Dataset rows:
>>

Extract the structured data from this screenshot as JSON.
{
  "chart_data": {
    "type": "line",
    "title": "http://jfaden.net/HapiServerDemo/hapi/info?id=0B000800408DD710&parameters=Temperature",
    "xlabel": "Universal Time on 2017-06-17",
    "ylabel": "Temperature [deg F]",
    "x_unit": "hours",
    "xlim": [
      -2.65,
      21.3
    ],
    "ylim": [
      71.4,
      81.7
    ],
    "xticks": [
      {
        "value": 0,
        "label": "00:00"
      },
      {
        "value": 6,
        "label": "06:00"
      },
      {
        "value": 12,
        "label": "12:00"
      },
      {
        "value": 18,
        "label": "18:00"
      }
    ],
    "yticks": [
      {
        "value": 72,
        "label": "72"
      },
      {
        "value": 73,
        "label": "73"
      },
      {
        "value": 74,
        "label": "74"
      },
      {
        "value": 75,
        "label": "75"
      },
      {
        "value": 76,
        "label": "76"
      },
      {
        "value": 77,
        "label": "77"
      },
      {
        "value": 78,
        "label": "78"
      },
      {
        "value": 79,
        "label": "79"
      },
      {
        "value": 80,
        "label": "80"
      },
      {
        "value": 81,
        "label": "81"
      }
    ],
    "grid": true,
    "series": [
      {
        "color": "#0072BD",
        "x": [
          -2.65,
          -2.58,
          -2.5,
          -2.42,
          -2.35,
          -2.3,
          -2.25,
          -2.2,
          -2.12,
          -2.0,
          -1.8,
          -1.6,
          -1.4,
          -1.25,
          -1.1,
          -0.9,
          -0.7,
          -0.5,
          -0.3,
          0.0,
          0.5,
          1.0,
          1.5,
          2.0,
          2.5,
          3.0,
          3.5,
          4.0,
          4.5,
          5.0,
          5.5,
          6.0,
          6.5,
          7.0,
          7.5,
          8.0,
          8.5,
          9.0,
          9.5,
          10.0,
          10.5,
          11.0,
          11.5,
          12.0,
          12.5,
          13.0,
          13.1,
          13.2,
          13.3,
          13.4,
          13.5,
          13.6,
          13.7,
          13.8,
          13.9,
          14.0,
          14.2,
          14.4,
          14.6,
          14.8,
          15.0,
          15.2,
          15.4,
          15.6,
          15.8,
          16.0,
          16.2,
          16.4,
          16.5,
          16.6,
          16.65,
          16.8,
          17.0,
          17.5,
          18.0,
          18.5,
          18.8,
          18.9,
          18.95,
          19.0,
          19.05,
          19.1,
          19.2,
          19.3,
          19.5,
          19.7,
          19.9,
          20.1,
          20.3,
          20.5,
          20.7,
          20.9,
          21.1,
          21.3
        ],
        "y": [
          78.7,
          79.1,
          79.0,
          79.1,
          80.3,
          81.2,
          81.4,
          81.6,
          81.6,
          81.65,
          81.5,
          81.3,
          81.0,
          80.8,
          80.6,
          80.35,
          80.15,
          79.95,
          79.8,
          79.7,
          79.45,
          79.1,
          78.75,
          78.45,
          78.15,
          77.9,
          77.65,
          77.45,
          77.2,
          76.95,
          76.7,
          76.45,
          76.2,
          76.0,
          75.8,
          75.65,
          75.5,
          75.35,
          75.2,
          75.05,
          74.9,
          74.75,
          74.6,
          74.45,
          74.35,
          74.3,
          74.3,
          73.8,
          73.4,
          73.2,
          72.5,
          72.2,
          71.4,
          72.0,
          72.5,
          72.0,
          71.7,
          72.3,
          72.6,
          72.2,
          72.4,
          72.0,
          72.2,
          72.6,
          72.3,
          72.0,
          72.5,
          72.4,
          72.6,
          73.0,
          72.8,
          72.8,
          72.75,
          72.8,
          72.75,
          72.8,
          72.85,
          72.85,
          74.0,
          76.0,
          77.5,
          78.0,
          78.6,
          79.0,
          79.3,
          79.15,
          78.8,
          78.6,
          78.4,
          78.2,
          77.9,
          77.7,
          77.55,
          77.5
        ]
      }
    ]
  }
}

<<

> _DO THIS_
Output an exact copy of each record.

> _SOLUTION TO THE EXERCISE_
Extract the structured data from this screenshot as JSON.
{
  "chart_data": {
    "type": "line",
    "title": "http://jfaden.net/HapiServerDemo/hapi/info?id=0B000800408DD710&parameters=Temperature",
    "xlabel": "Universal Time on 2017-06-17",
    "ylabel": "Temperature [deg F]",
    "x_unit": "hours",
    "xlim": [
      -2.65,
      21.3
    ],
    "ylim": [
      71.4,
      81.7
    ],
    "xticks": [
      {
        "value": 0,
        "label": "00:00"
      },
      {
        "value": 6,
        "label": "06:00"
      },
      {
        "value": 12,
        "label": "12:00"
      },
      {
        "value": 18,
        "label": "18:00"
      }
    ],
    "yticks": [
      {
        "value": 72,
        "label": "72"
      },
      {
        "value": 73,
        "label": "73"
      },
      {
        "value": 74,
        "label": "74"
      },
      {
        "value": 75,
        "label": "75"
      },
      {
        "value": 76,
        "label": "76"
      },
      {
        "value": 77,
        "label": "77"
      },
      {
        "value": 78,
        "label": "78"
      },
      {
        "value": 79,
        "label": "79"
      },
      {
        "value": 80,
        "label": "80"
      },
      {
        "value": 81,
        "label": "81"
      }
    ],
    "grid": true,
    "series": [
      {
        "color": "#0072BD",
        "x": [
          -2.65,
          -2.58,
          -2.5,
          -2.42,
          -2.35,
          -2.3,
          -2.25,
          -2.2,
          -2.12,
          -2.0,
          -1.8,
          -1.6,
          -1.4,
          -1.25,
          -1.1,
          -0.9,
          -0.7,
          -0.5,
          -0.3,
          0.0,
          0.5,
          1.0,
          1.5,
          2.0,
          2.5,
          3.0,
          3.5,
          4.0,
          4.5,
          5.0,
          5.5,
          6.0,
          6.5,
          7.0,
          7.5,
          8.0,
          8.5,
          9.0,
          9.5,
          10.0,
          10.5,
          11.0,
          11.5,
          12.0,
          12.5,
          13.0,
          13.1,
          13.2,
          13.3,
          13.4,
          13.5,
          13.6,
          13.7,
          13.8,
          13.9,
          14.0,
          14.2,
          14.4,
          14.6,
          14.8,
          15.0,
          15.2,
          15.4,
          15.6,
          15.8,
          16.0,
          16.2,
          16.4,
          16.5,
          16.6,
          16.65,
          16.8,
          17.0,
          17.5,
          18.0,
          18.5,
          18.8,
          18.9,
          18.95,
          19.0,
          19.05,
          19.1,
          19.2,
          19.3,
          19.5,
          19.7,
          19.9,
          20.1,
          20.3,
          20.5,
          20.7,
          20.9,
          21.1,
          21.3
        ],
        "y": [
          78.7,
          79.1,
          79.0,
          79.1,
          80.3,
          81.2,
          81.4,
          81.6,
          81.6,
          81.65,
          81.5,
          81.3,
          81.0,
          80.8,
          80.6,
          80.35,
          80.15,
          79.95,
          79.8,
          79.7,
          79.45,
          79.1,
          78.75,
          78.45,
          78.15,
          77.9,
          77.65,
          77.45,
          77.2,
          76.95,
          76.7,
          76.45,
          76.2,
          76.0,
          75.8,
          75.65,
          75.5,
          75.35,
          75.2,
          75.05,
          74.9,
          74.75,
          74.6,
          74.45,
          74.35,
          74.3,
          74.3,
          73.8,
          73.4,
          73.2,
          72.5,
          72.2,
          71.4,
          72.0,
          72.5,
          72.0,
          71.7,
          72.3,
          72.6,
          72.2,
          72.4,
          72.0,
          72.2,
          72.6,
          72.3,
          72.0,
          72.5,
          72.4,
          72.6,
          73.0,
          72.8,
          72.8,
          72.75,
          72.8,
          72.75,
          72.8,
          72.85,
          72.85,
          74.0,
          76.0,
          77.5,
          78.0,
          78.6,
          79.0,
          79.3,
          79.15,
          78.8,
          78.6,
          78.4,
          78.2,
          77.9,
          77.7,
          77.55,
          77.5
        ]
      }
    ]
  }
}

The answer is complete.